WHAT TO PRODUCE
Reproduce all the material exactly, minus any pictures it holds.

• • • • • • •

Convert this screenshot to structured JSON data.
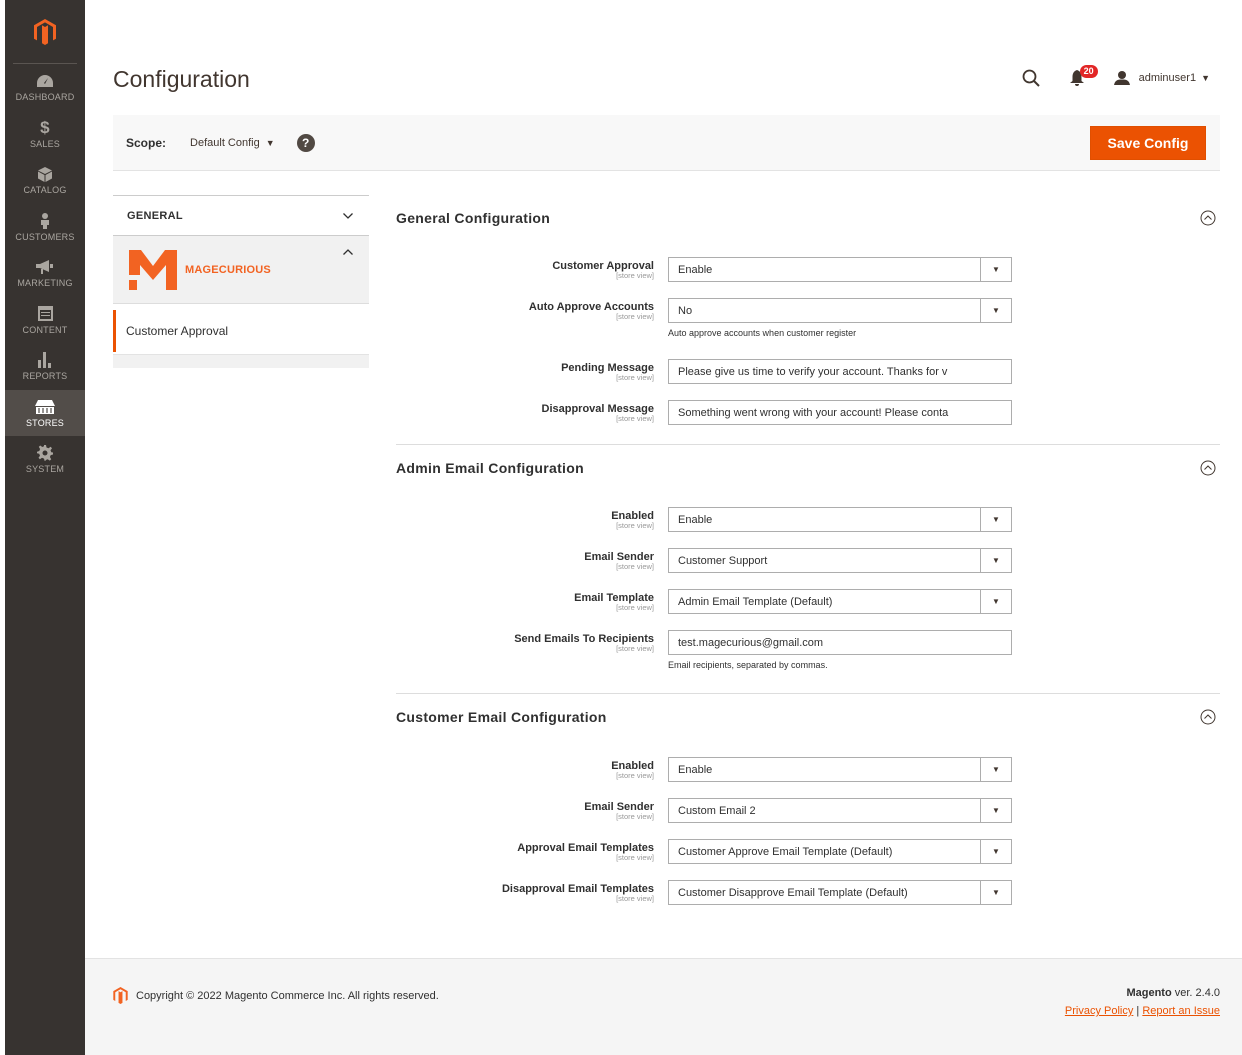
{
  "sidebar": {
    "items": [
      {
        "label": "DASHBOARD",
        "icon": "dashboard-icon"
      },
      {
        "label": "SALES",
        "icon": "dollar-icon"
      },
      {
        "label": "CATALOG",
        "icon": "cube-icon"
      },
      {
        "label": "CUSTOMERS",
        "icon": "person-icon"
      },
      {
        "label": "MARKETING",
        "icon": "megaphone-icon"
      },
      {
        "label": "CONTENT",
        "icon": "content-icon"
      },
      {
        "label": "REPORTS",
        "icon": "bar-chart-icon"
      },
      {
        "label": "STORES",
        "icon": "store-icon"
      },
      {
        "label": "SYSTEM",
        "icon": "gear-icon"
      }
    ],
    "active": "STORES"
  },
  "header": {
    "title": "Configuration",
    "notifications_count": "20",
    "username": "adminuser1"
  },
  "scope": {
    "label": "Scope:",
    "value": "Default Config",
    "help": "?",
    "save_label": "Save Config"
  },
  "tabs": {
    "general": "GENERAL",
    "vendor": "MAGECURIOUS",
    "item": "Customer Approval"
  },
  "sections": {
    "general": {
      "title": "General Configuration",
      "customer_approval": {
        "label": "Customer Approval",
        "scope": "[store view]",
        "value": "Enable"
      },
      "auto_approve": {
        "label": "Auto Approve Accounts",
        "scope": "[store view]",
        "value": "No",
        "note": "Auto approve accounts when customer register"
      },
      "pending_message": {
        "label": "Pending Message",
        "scope": "[store view]",
        "value": "Please give us time to verify your account. Thanks for v"
      },
      "disapproval_message": {
        "label": "Disapproval Message",
        "scope": "[store view]",
        "value": "Something went wrong with your account! Please conta"
      }
    },
    "admin_email": {
      "title": "Admin Email Configuration",
      "enabled": {
        "label": "Enabled",
        "scope": "[store view]",
        "value": "Enable"
      },
      "email_sender": {
        "label": "Email Sender",
        "scope": "[store view]",
        "value": "Customer Support"
      },
      "email_template": {
        "label": "Email Template",
        "scope": "[store view]",
        "value": "Admin Email Template (Default)"
      },
      "recipients": {
        "label": "Send Emails To Recipients",
        "scope": "[store view]",
        "value": "test.magecurious@gmail.com",
        "note": "Email recipients, separated by commas."
      }
    },
    "customer_email": {
      "title": "Customer Email Configuration",
      "enabled": {
        "label": "Enabled",
        "scope": "[store view]",
        "value": "Enable"
      },
      "email_sender": {
        "label": "Email Sender",
        "scope": "[store view]",
        "value": "Custom Email 2"
      },
      "approval_templates": {
        "label": "Approval Email Templates",
        "scope": "[store view]",
        "value": "Customer Approve Email Template (Default)"
      },
      "disapproval_templates": {
        "label": "Disapproval Email Templates",
        "scope": "[store view]",
        "value": "Customer Disapprove Email Template (Default)"
      }
    }
  },
  "footer": {
    "copyright": "Copyright © 2022 Magento Commerce Inc. All rights reserved.",
    "brand": "Magento",
    "version": " ver. 2.4.0",
    "privacy": "Privacy Policy",
    "separator": " | ",
    "report": "Report an Issue"
  },
  "colors": {
    "accent": "#eb5202",
    "sidebar_bg": "#373330",
    "vendor_orange": "#f26322"
  }
}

• • • • • • •

RESULT OF THIS EXERCISE
Convert this screenshot to structured JSON data.
{
  "sidebar": {
    "items": [
      {
        "label": "DASHBOARD",
        "icon": "dashboard-icon"
      },
      {
        "label": "SALES",
        "icon": "dollar-icon"
      },
      {
        "label": "CATALOG",
        "icon": "cube-icon"
      },
      {
        "label": "CUSTOMERS",
        "icon": "person-icon"
      },
      {
        "label": "MARKETING",
        "icon": "megaphone-icon"
      },
      {
        "label": "CONTENT",
        "icon": "content-icon"
      },
      {
        "label": "REPORTS",
        "icon": "bar-chart-icon"
      },
      {
        "label": "STORES",
        "icon": "store-icon"
      },
      {
        "label": "SYSTEM",
        "icon": "gear-icon"
      }
    ],
    "active": "STORES"
  },
  "header": {
    "title": "Configuration",
    "notifications_count": "20",
    "username": "adminuser1"
  },
  "scope": {
    "label": "Scope:",
    "value": "Default Config",
    "help": "?",
    "save_label": "Save Config"
  },
  "tabs": {
    "general": "GENERAL",
    "vendor": "MAGECURIOUS",
    "item": "Customer Approval"
  },
  "sections": {
    "general": {
      "title": "General Configuration",
      "customer_approval": {
        "label": "Customer Approval",
        "scope": "[store view]",
        "value": "Enable"
      },
      "auto_approve": {
        "label": "Auto Approve Accounts",
        "scope": "[store view]",
        "value": "No",
        "note": "Auto approve accounts when customer register"
      },
      "pending_message": {
        "label": "Pending Message",
        "scope": "[store view]",
        "value": "Please give us time to verify your account. Thanks for v"
      },
      "disapproval_message": {
        "label": "Disapproval Message",
        "scope": "[store view]",
        "value": "Something went wrong with your account! Please conta"
      }
    },
    "admin_email": {
      "title": "Admin Email Configuration",
      "enabled": {
        "label": "Enabled",
        "scope": "[store view]",
        "value": "Enable"
      },
      "email_sender": {
        "label": "Email Sender",
        "scope": "[store view]",
        "value": "Customer Support"
      },
      "email_template": {
        "label": "Email Template",
        "scope": "[store view]",
        "value": "Admin Email Template (Default)"
      },
      "recipients": {
        "label": "Send Emails To Recipients",
        "scope": "[store view]",
        "value": "test.magecurious@gmail.com",
        "note": "Email recipients, separated by commas."
      }
    },
    "customer_email": {
      "title": "Customer Email Configuration",
      "enabled": {
        "label": "Enabled",
        "scope": "[store view]",
        "value": "Enable"
      },
      "email_sender": {
        "label": "Email Sender",
        "scope": "[store view]",
        "value": "Custom Email 2"
      },
      "approval_templates": {
        "label": "Approval Email Templates",
        "scope": "[store view]",
        "value": "Customer Approve Email Template (Default)"
      },
      "disapproval_templates": {
        "label": "Disapproval Email Templates",
        "scope": "[store view]",
        "value": "Customer Disapprove Email Template (Default)"
      }
    }
  },
  "footer": {
    "copyright": "Copyright © 2022 Magento Commerce Inc. All rights reserved.",
    "brand": "Magento",
    "version": " ver. 2.4.0",
    "privacy": "Privacy Policy",
    "separator": " | ",
    "report": "Report an Issue"
  },
  "colors": {
    "accent": "#eb5202",
    "sidebar_bg": "#373330",
    "vendor_orange": "#f26322"
  }
}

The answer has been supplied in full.